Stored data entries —
==========
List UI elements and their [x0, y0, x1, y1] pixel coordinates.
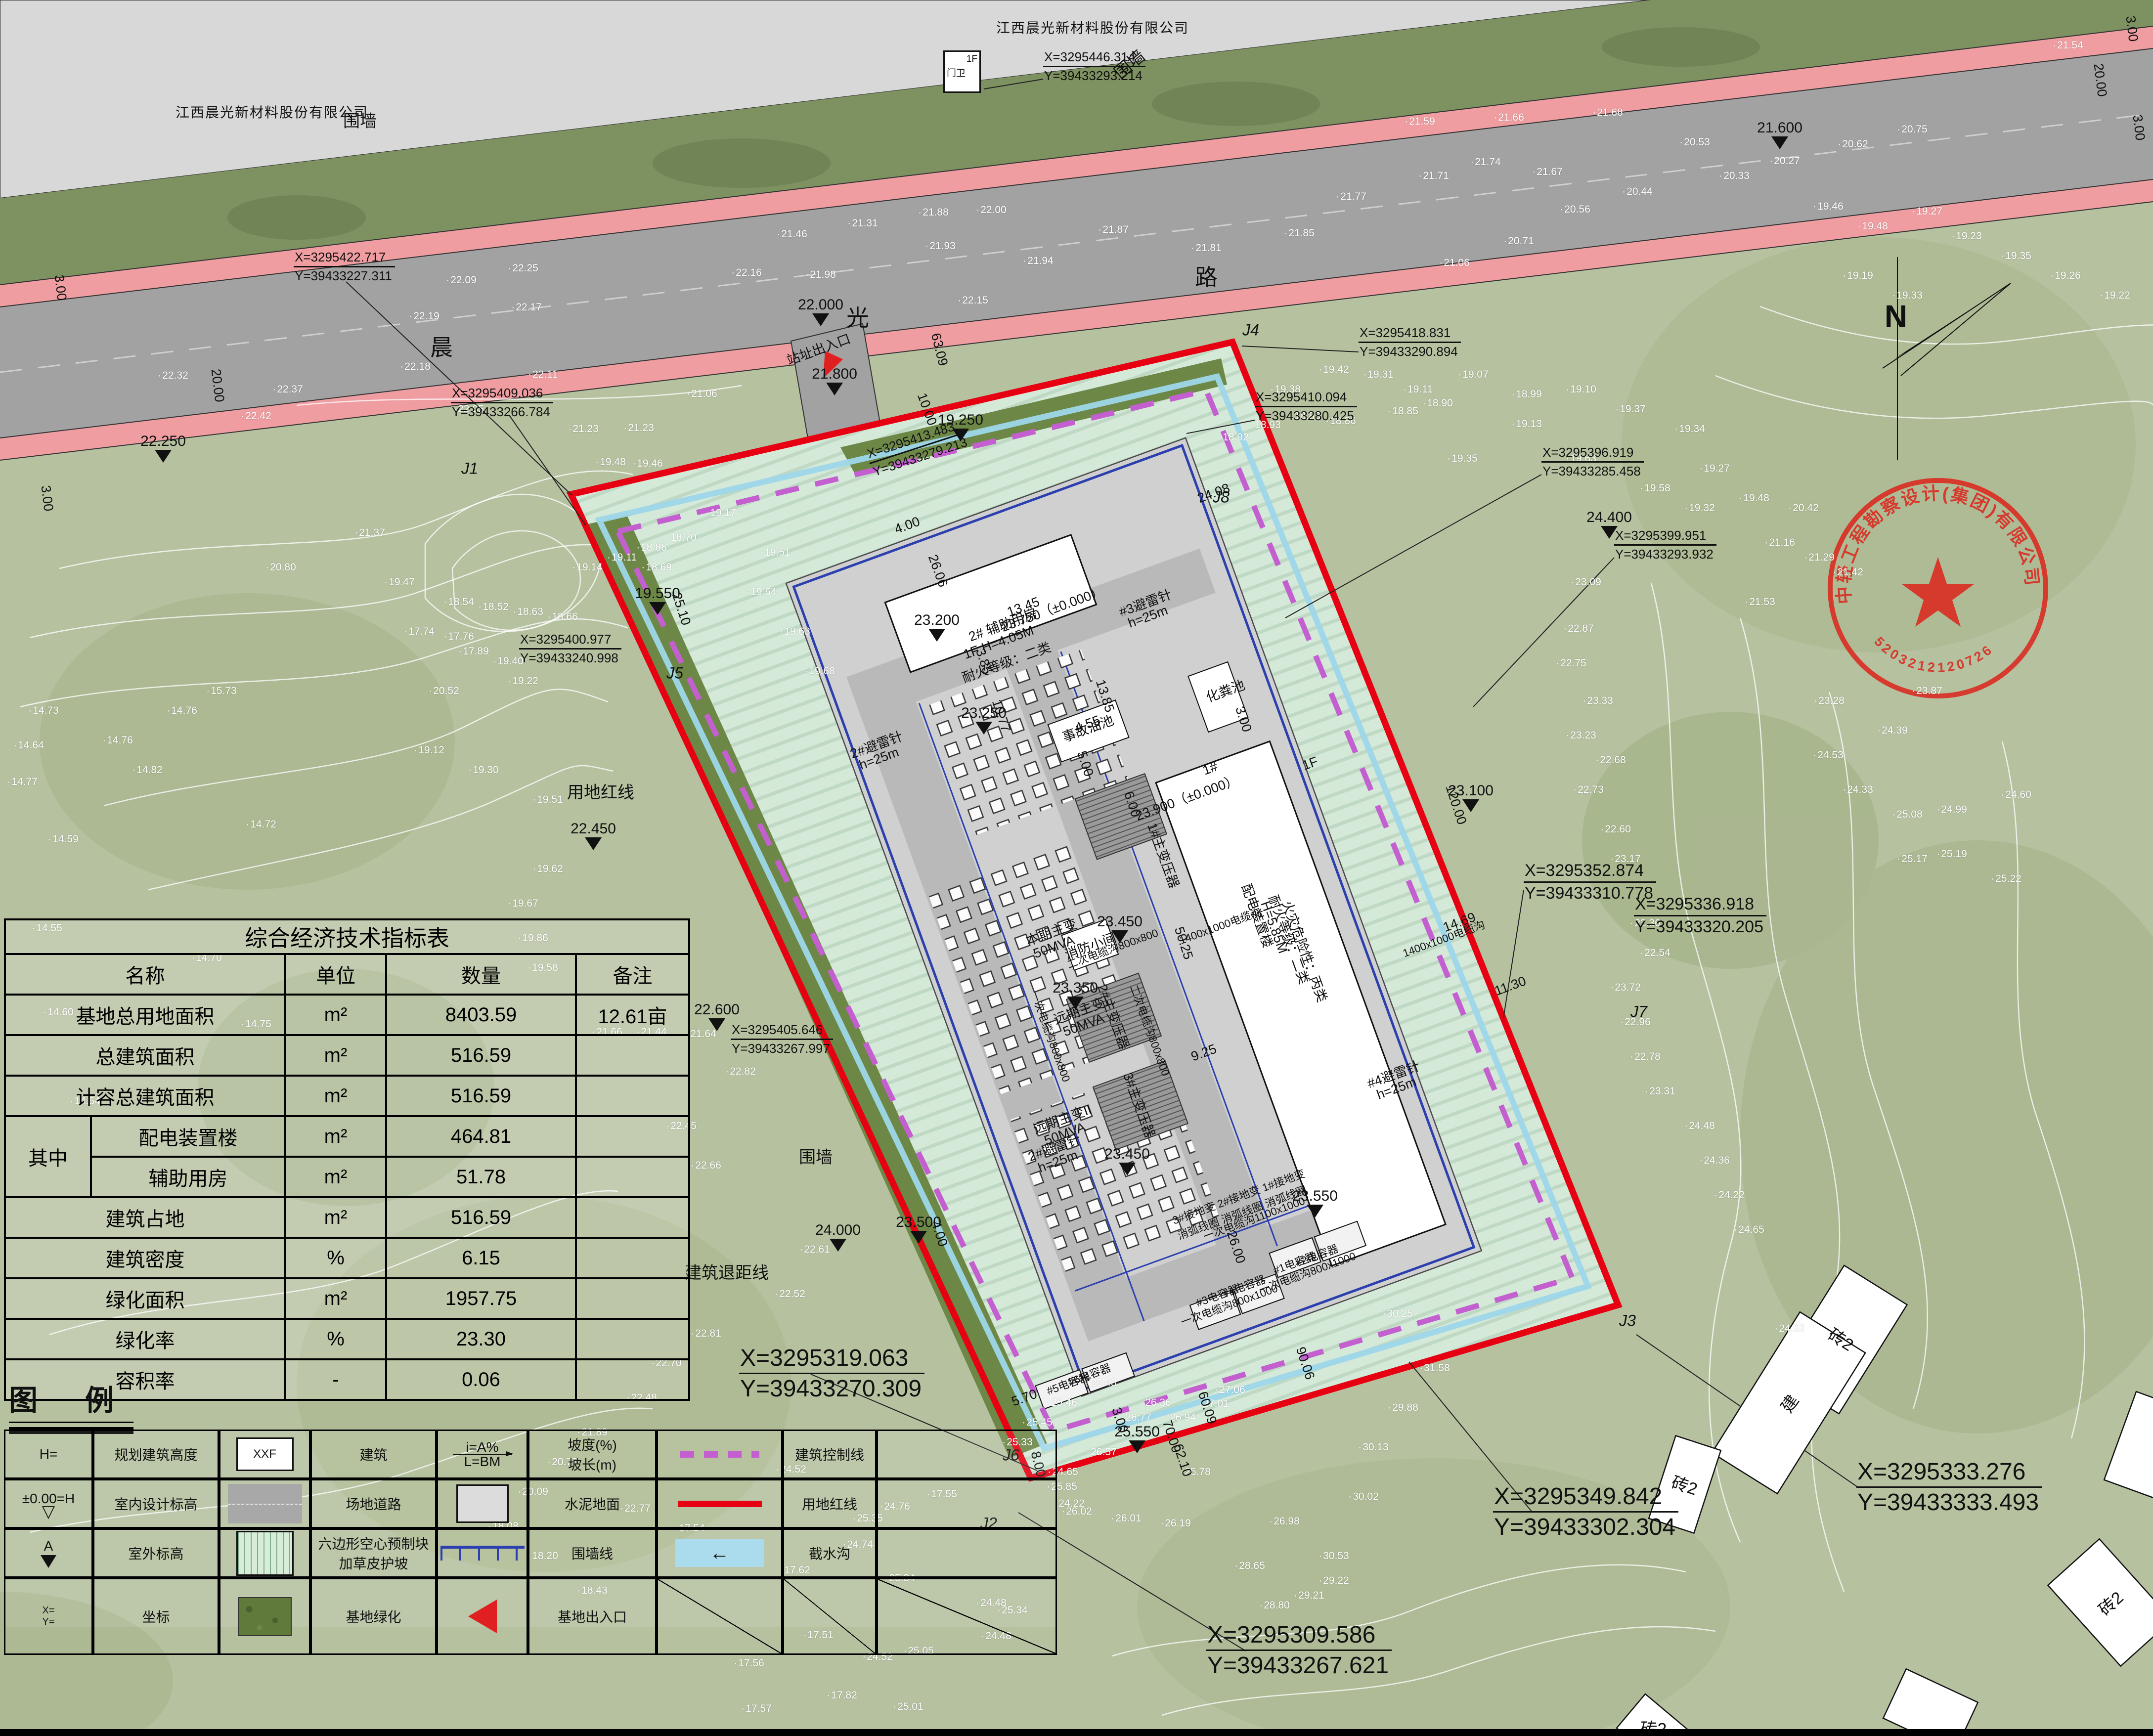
table-row: 建筑密度% 6.15 — [5, 1238, 689, 1278]
legend-label: 截水沟 — [783, 1528, 877, 1578]
sym-planned-height: H= — [4, 1430, 93, 1479]
legend-label: 规划建筑高度 — [93, 1430, 219, 1479]
legend-empty — [877, 1528, 1057, 1578]
sym-cement-icon — [437, 1479, 528, 1528]
table-row: 辅助用房m² 51.78 — [5, 1157, 689, 1197]
sym-indoor-level: ±0.00=H▽ — [4, 1479, 93, 1528]
legend-label: 室外标高 — [93, 1528, 219, 1578]
col-header-name: 名称 — [5, 954, 285, 995]
legend-label: 坐标 — [93, 1578, 219, 1655]
sym-site-road-icon — [219, 1479, 310, 1528]
sym-control-line-icon — [657, 1430, 783, 1479]
bottom-border-bar — [0, 1729, 2153, 1736]
legend-empty — [877, 1430, 1057, 1479]
table-row: 绿化面积m² 1957.75 — [5, 1278, 689, 1319]
sym-wall-line-icon — [437, 1528, 528, 1578]
legend-empty — [877, 1578, 1057, 1655]
legend-label: 用地红线 — [783, 1479, 877, 1528]
site-plan-canvas: 中轻工程勘察设计(集团)有限公司 5203212120726 门卫 1F 22.… — [0, 0, 2153, 1736]
sym-site-green-icon — [219, 1578, 310, 1655]
sym-outdoor-level: A — [4, 1528, 93, 1578]
table-row: 绿化率% 23.30 — [5, 1319, 689, 1359]
legend-empty — [783, 1578, 877, 1655]
sym-red-line-icon — [657, 1479, 783, 1528]
table-row: 计容总建筑面积m² 516.59 — [5, 1076, 689, 1116]
sym-hex-block-icon — [219, 1528, 310, 1578]
legend-label: 室内设计标高 — [93, 1479, 219, 1528]
legend-label: 场地道路 — [310, 1479, 437, 1528]
legend-label: 六边形空心预制块加草皮护坡 — [310, 1528, 437, 1578]
sym-building-icon: XXF — [219, 1430, 310, 1479]
table-row: 基地总用地面积m² 8403.5912.61亩 — [5, 995, 689, 1035]
legend-empty — [657, 1578, 783, 1655]
sym-ditch-icon: ← — [657, 1528, 783, 1578]
legend-label: 水泥地面 — [528, 1479, 657, 1528]
legend-title: 图 例 — [9, 1377, 133, 1434]
sym-slope-icon: i=A%L=BM — [437, 1430, 528, 1479]
legend-label: 建筑 — [310, 1430, 437, 1479]
table-row: 总建筑面积m² 516.59 — [5, 1035, 689, 1076]
table-row: 其中 配电装置楼m² 464.81 — [5, 1116, 689, 1157]
legend-label: 围墙线 — [528, 1528, 657, 1578]
legend-label: 基地出入口 — [528, 1578, 657, 1655]
sym-entrance-arrow-icon — [437, 1578, 528, 1655]
group-cell: 其中 — [5, 1116, 91, 1197]
sym-coordinate: X= Y= — [4, 1578, 93, 1655]
gatehouse-label: 门卫 — [947, 66, 966, 79]
gatehouse-box: 门卫 1F — [943, 50, 981, 93]
gatehouse-floor: 1F — [967, 54, 977, 65]
col-header-qty: 数量 — [386, 954, 576, 995]
table-row: 建筑占地m² 516.59 — [5, 1197, 689, 1238]
economic-indicator-table: 综合经济技术指标表 名称 单位 数量 备注 基地总用地面积m² 8403.591… — [4, 918, 690, 1401]
legend-label: 坡度(%)坡长(m) — [528, 1430, 657, 1479]
table-title: 综合经济技术指标表 — [5, 919, 689, 954]
legend-empty — [877, 1479, 1057, 1528]
col-header-unit: 单位 — [285, 954, 386, 995]
col-header-note: 备注 — [576, 954, 689, 995]
legend-grid: H= 规划建筑高度 XXF 建筑 i=A%L=BM 坡度(%)坡长(m) 建筑控… — [4, 1430, 1057, 1627]
legend-label: 建筑控制线 — [783, 1430, 877, 1479]
legend-label: 基地绿化 — [310, 1578, 437, 1655]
==========
Set exercise — Put every line of the rows above into a Markdown table with the columns "No." and "Line", numbering the lines in order and skipping blank ones. Leave the pictures out of the table.

Output for this exercise —
| No. | Line |
|---|---|
| 1 | List UI elements and their [x0, y0, x1, y1] pixel coordinates. |
| 2 | table-row: 建筑密度% 6.15 — [5, 1238, 689, 1278] |
| 3 | legend-label: 截水沟 — [783, 1528, 877, 1578] |
| 4 | sym-planned-height: H= — [4, 1430, 93, 1479] |
| 5 | legend-label: 规划建筑高度 — [93, 1430, 219, 1479] |
| 6 | legend-empty — [877, 1528, 1057, 1578] |
| 7 | sym-cement-icon — [437, 1479, 528, 1528] |
| 8 | table-row: 辅助用房m² 51.78 — [5, 1157, 689, 1197] |
| 9 | sym-indoor-level: ±0.00=H▽ — [4, 1479, 93, 1528] |
| 10 | legend-label: 室外标高 — [93, 1528, 219, 1578] |
| 11 | col-header-name: 名称 — [5, 954, 285, 995] |
| 12 | legend-label: 坐标 — [93, 1578, 219, 1655] |
| 13 | sym-site-road-icon — [219, 1479, 310, 1528] |
| 14 | sym-control-line-icon — [657, 1430, 783, 1479] |
| 15 | bottom-border-bar — [0, 1729, 2153, 1736] |
| 16 | legend-empty — [877, 1430, 1057, 1479] |
| 17 | table-row: 绿化面积m² 1957.75 — [5, 1278, 689, 1319] |
| 18 | sym-wall-line-icon — [437, 1528, 528, 1578] |
| 19 | legend-empty — [877, 1578, 1057, 1655] |
| 20 | legend-label: 用地红线 — [783, 1479, 877, 1528] |
| 21 | site-plan-canvas: 中轻工程勘察设计(集团)有限公司 5203212120726 门卫 1F 22.… — [0, 0, 2153, 1736] |
| 22 | sym-site-green-icon — [219, 1578, 310, 1655] |
| 23 | sym-outdoor-level: A — [4, 1528, 93, 1578] |
| 24 | table-row: 绿化率% 23.30 — [5, 1319, 689, 1359] |
| 25 | legend-empty — [783, 1578, 877, 1655] |
| 26 | sym-red-line-icon — [657, 1479, 783, 1528] |
| 27 | table-row: 计容总建筑面积m² 516.59 — [5, 1076, 689, 1116] |
| 28 | sym-hex-block-icon — [219, 1528, 310, 1578] |
| 29 | legend-label: 室内设计标高 — [93, 1479, 219, 1528] |
| 30 | legend-label: 场地道路 — [310, 1479, 437, 1528] |
| 31 | legend-label: 六边形空心预制块加草皮护坡 — [310, 1528, 437, 1578] |
| 32 | sym-building-icon: XXF — [219, 1430, 310, 1479] |
| 33 | table-row: 基地总用地面积m² 8403.5912.61亩 — [5, 995, 689, 1035] |
| 34 | legend-empty — [657, 1578, 783, 1655] |
| 35 | sym-ditch-icon: ← — [657, 1528, 783, 1578] |
| 36 | legend-label: 水泥地面 — [528, 1479, 657, 1528] |
| 37 | legend-title: 图 例 — [9, 1377, 133, 1434] |
| 38 | sym-slope-icon: i=A%L=BM — [437, 1430, 528, 1479] |
| 39 | legend-label: 建筑 — [310, 1430, 437, 1479] |
| 40 | table-row: 总建筑面积m² 516.59 — [5, 1035, 689, 1076] |
| 41 | table-row: 其中 配电装置楼m² 464.81 — [5, 1116, 689, 1157] |
| 42 | legend-label: 围墙线 — [528, 1528, 657, 1578] |
| 43 | legend-label: 基地出入口 — [528, 1578, 657, 1655] |
| 44 | sym-entrance-arrow-icon — [437, 1578, 528, 1655] |
| 45 | group-cell: 其中 — [5, 1116, 91, 1197] |
| 46 | sym-coordinate: X= Y= — [4, 1578, 93, 1655] |
| 47 | gatehouse-label: 门卫 — [947, 66, 966, 79] |
| 48 | gatehouse-box: 门卫 1F — [943, 50, 981, 93] |
| 49 | gatehouse-floor: 1F — [967, 54, 977, 65] |
| 50 | col-header-qty: 数量 — [386, 954, 576, 995] |
| 51 | table-row: 建筑占地m² 516.59 — [5, 1197, 689, 1238] |
| 52 | economic-indicator-table: 综合经济技术指标表 名称 单位 数量 备注 基地总用地面积m² 8403.591… — [4, 918, 690, 1401] |
| 53 | legend-label: 坡度(%)坡长(m) — [528, 1430, 657, 1479] |
| 54 | table-title: 综合经济技术指标表 — [5, 919, 689, 954] |
| 55 | legend-empty — [877, 1479, 1057, 1528] |
| 56 | col-header-unit: 单位 — [285, 954, 386, 995] |
| 57 | col-header-note: 备注 — [576, 954, 689, 995] |
| 58 | legend-grid: H= 规划建筑高度 XXF 建筑 i=A%L=BM 坡度(%)坡长(m) 建筑控… — [4, 1430, 1057, 1627] |
| 59 | legend-label: 建筑控制线 — [783, 1430, 877, 1479] |
| 60 | legend-label: 基地绿化 — [310, 1578, 437, 1655] |